▶ What the task asks
Look through the data that follows and work out how many lines contain the string "immer". Nothing but that number should be given.
★ ★ ★ ★ ★ ★ ★
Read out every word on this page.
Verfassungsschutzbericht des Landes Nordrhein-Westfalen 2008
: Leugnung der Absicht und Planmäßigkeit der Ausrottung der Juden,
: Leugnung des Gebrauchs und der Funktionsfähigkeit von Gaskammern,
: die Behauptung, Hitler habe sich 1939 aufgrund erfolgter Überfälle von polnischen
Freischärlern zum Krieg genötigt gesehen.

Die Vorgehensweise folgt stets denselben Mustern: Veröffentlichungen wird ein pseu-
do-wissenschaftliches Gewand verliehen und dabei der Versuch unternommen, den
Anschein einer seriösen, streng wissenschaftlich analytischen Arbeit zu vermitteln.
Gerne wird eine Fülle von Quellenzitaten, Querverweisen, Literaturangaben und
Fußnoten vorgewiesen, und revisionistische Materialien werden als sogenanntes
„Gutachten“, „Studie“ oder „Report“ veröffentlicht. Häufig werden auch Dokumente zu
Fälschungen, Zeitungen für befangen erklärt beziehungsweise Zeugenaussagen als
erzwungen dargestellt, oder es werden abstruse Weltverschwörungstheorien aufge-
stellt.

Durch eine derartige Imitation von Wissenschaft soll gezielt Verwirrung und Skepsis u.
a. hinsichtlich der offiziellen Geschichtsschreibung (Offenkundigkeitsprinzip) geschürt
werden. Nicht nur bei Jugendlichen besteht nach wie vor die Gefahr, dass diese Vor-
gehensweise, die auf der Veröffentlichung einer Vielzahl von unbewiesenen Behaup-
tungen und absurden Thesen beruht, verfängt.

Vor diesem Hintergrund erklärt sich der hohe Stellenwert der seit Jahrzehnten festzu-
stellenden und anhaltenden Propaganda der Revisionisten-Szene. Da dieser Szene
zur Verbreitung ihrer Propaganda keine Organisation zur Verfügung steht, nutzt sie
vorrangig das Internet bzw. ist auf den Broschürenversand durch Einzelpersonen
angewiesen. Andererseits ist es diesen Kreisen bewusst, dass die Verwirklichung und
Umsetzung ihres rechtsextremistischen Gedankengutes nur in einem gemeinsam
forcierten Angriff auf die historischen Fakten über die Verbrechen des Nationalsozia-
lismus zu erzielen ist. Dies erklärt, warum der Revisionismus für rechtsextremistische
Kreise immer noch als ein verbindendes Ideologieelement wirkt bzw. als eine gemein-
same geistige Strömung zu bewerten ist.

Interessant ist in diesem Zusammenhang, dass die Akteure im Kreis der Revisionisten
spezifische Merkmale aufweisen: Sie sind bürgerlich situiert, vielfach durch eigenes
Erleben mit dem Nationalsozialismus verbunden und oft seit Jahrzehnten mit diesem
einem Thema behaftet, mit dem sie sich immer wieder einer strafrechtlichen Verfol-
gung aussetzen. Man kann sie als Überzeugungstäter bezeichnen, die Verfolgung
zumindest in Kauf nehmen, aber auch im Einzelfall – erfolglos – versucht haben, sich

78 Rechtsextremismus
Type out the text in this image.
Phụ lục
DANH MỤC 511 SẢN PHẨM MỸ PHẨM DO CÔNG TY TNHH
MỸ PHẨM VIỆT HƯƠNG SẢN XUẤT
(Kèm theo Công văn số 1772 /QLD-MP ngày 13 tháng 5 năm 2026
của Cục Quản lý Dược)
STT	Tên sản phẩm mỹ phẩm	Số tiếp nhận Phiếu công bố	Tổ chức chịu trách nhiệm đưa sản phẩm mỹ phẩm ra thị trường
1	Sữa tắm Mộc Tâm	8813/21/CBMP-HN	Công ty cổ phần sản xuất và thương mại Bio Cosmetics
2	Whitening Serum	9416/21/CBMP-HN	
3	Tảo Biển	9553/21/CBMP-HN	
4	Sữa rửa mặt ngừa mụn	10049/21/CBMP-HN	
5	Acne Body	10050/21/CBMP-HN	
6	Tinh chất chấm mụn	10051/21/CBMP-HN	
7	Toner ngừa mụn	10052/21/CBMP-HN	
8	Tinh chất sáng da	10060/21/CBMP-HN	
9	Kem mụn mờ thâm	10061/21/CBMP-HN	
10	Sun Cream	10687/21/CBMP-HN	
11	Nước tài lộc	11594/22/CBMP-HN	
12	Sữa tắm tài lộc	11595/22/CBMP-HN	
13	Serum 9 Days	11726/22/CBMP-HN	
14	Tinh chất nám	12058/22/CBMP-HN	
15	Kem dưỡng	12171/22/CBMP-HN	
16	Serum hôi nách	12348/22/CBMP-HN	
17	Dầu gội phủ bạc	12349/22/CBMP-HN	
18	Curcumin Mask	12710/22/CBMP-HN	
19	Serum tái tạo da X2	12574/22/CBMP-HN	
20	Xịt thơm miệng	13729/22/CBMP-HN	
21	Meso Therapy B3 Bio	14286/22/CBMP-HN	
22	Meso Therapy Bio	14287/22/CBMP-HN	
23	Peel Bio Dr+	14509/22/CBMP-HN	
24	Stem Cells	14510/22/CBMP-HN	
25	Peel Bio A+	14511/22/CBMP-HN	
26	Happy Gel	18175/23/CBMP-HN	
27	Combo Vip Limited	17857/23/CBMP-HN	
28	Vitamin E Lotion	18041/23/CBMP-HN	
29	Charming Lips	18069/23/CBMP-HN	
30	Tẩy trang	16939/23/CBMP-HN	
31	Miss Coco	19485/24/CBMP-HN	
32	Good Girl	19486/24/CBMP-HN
★ ★ ★ ★ ★ ★ ★
▶ Solution below
2